===== Task input

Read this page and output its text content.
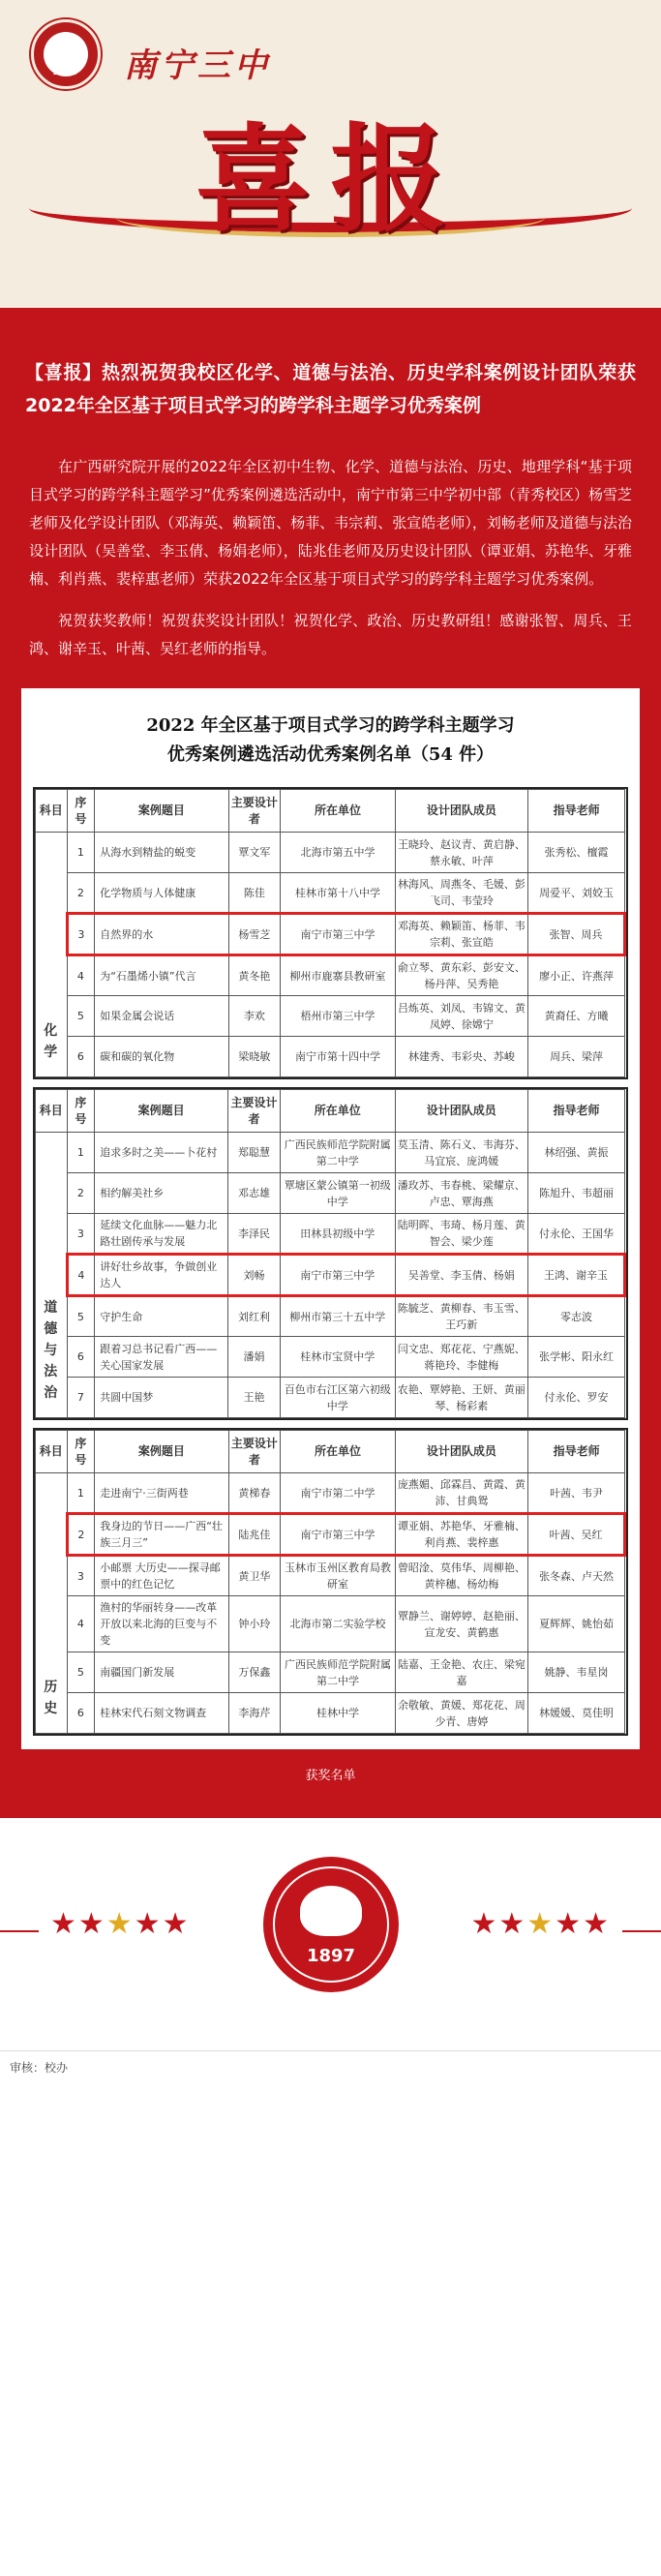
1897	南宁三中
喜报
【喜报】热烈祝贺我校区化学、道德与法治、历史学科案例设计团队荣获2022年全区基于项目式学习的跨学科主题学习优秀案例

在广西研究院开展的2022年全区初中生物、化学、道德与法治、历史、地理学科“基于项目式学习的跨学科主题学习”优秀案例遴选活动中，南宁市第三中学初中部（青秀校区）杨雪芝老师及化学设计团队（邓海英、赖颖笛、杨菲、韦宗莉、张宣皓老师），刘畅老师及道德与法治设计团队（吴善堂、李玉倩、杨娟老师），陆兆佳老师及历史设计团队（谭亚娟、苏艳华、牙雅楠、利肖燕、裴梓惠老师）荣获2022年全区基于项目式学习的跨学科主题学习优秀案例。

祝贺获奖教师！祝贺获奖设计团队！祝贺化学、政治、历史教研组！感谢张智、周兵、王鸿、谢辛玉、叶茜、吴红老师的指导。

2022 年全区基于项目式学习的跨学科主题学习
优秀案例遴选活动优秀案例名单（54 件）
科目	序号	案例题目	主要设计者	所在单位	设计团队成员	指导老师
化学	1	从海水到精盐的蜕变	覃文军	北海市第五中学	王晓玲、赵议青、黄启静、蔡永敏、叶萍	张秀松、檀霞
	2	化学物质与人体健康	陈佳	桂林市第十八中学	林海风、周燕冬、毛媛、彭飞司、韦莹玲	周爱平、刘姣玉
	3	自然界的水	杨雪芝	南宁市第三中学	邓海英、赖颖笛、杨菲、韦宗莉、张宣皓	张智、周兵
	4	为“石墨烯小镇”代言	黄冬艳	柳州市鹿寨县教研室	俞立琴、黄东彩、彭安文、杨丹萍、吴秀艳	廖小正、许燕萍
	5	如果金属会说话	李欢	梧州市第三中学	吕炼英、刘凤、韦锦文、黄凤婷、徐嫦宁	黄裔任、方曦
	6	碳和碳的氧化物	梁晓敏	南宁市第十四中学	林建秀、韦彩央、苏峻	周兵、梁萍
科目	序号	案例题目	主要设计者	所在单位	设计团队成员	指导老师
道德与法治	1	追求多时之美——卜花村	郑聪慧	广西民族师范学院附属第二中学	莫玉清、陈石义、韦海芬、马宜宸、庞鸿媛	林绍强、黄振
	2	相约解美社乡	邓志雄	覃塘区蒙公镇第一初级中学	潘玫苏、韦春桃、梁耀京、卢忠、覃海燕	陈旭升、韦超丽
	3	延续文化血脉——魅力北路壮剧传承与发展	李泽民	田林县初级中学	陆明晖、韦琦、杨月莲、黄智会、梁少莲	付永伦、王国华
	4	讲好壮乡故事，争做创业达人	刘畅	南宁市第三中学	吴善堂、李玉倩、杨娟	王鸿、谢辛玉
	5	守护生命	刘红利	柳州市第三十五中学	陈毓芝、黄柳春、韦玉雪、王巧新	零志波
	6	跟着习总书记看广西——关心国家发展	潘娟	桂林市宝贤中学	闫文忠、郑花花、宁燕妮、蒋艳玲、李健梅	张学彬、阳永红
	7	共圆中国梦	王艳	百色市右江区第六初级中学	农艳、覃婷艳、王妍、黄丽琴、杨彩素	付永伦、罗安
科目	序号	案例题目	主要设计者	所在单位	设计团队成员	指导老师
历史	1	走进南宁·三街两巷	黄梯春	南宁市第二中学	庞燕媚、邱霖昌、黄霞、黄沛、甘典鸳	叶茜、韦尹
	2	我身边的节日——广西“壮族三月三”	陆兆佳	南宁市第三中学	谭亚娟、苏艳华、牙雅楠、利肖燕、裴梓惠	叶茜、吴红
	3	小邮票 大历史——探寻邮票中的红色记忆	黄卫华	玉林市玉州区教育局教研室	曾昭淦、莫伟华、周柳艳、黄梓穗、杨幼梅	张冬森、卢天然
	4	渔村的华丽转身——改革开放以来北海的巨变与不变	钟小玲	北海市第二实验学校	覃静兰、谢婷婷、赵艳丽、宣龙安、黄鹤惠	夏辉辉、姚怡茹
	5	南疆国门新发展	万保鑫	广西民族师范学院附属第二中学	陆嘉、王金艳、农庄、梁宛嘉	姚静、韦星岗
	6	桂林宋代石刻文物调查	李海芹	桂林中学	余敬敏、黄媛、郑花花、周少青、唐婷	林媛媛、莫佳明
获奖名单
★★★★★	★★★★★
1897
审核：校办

==========

_Goal_: What is the number of lines that hold the string "广西民族师范学院附属第二中学"? Give it alone.

_Correct result_: 2